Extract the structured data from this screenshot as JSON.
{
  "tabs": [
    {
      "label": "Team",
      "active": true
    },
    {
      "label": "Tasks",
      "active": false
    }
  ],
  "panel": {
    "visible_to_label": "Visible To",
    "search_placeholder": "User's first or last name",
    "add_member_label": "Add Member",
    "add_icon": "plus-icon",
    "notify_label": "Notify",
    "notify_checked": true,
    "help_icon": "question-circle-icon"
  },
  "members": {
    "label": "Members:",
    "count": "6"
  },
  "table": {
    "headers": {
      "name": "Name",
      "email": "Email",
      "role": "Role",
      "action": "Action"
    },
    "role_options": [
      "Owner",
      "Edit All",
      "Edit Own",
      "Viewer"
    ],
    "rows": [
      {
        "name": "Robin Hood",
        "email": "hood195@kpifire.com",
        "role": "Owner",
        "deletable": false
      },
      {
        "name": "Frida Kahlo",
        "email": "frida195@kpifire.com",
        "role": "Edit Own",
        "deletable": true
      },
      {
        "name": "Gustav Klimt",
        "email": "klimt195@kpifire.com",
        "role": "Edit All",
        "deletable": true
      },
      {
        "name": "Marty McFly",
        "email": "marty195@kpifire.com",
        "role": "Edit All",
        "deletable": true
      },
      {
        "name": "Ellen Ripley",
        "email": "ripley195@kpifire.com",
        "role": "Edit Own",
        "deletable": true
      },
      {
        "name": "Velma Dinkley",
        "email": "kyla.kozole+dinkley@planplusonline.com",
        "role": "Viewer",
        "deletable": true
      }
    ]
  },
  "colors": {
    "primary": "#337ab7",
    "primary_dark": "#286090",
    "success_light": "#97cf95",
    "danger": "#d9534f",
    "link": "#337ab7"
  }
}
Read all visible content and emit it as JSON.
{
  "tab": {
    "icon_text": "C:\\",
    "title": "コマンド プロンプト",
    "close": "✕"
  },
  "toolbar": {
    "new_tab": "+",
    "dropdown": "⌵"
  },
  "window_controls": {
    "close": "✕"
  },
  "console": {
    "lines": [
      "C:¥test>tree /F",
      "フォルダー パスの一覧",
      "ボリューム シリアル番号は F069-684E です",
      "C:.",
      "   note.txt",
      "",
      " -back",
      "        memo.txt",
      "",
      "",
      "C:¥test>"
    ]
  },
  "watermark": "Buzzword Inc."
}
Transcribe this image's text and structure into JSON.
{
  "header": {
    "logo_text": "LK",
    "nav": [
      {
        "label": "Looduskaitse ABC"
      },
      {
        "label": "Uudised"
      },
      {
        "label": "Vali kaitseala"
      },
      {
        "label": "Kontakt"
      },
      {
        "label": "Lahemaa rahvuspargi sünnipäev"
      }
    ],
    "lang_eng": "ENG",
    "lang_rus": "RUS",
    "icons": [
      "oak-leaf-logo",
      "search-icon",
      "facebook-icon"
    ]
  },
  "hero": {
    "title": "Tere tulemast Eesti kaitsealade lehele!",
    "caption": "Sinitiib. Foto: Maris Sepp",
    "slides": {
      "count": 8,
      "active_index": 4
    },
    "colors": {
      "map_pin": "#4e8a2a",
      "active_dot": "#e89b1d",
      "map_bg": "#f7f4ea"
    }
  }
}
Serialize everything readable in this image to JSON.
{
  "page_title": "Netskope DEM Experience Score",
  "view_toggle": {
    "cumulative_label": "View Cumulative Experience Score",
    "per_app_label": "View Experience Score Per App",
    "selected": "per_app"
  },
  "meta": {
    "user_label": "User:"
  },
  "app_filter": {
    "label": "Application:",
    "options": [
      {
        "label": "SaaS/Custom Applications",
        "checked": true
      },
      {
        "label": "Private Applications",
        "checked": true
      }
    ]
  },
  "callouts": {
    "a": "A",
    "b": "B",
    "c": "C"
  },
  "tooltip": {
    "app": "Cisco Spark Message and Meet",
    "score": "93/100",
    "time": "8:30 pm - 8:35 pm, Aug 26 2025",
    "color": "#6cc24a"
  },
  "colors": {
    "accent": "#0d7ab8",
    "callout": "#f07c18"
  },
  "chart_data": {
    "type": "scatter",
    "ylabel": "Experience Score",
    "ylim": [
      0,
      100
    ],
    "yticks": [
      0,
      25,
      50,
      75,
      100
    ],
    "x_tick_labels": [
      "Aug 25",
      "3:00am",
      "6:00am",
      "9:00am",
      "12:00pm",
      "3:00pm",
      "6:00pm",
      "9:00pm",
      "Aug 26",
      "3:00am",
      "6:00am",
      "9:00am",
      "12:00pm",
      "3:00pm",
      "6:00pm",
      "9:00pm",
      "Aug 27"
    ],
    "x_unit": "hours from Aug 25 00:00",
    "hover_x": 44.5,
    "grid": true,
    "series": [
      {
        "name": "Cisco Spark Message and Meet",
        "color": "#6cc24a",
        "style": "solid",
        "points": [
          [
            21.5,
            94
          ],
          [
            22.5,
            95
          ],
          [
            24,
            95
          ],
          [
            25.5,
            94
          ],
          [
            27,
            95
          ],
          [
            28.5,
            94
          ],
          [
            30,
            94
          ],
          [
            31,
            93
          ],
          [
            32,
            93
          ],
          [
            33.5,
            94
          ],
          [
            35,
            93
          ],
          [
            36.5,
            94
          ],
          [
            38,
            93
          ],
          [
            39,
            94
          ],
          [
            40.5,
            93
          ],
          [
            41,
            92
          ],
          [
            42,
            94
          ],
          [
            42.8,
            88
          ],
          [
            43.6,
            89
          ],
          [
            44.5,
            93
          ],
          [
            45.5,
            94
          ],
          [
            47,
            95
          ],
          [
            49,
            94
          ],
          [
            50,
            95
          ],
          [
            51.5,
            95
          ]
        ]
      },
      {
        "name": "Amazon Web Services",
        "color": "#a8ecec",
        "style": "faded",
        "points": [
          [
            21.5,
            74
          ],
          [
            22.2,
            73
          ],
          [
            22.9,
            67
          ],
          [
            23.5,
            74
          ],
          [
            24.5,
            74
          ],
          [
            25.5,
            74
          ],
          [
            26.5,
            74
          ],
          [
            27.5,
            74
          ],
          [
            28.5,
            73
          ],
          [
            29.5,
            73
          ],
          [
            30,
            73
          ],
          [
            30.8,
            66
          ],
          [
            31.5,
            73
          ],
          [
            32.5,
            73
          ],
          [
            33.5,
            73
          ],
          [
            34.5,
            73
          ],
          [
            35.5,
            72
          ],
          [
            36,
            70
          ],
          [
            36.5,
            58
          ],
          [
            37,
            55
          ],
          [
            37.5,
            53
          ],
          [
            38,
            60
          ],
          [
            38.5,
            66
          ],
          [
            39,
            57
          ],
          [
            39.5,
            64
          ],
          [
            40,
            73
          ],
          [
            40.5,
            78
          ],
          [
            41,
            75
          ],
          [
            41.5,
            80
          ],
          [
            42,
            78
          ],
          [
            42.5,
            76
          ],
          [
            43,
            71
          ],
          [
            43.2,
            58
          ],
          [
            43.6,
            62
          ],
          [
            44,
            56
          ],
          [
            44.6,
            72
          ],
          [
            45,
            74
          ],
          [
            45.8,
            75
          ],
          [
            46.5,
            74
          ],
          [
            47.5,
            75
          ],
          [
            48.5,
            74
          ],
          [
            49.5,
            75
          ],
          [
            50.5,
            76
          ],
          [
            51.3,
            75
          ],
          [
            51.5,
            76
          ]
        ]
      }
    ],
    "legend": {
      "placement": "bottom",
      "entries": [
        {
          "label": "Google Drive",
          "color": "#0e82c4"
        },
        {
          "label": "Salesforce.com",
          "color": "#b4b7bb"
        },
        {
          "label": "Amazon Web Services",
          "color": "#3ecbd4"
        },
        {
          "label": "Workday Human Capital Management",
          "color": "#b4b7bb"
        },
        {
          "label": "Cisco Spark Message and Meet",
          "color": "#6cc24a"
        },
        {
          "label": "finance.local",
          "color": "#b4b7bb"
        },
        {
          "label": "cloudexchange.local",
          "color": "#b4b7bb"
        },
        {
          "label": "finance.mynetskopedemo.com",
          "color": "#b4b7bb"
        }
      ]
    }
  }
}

......

What is needed: Determine how many lines include the string "finance". Give no answer but the number.

Result below: 2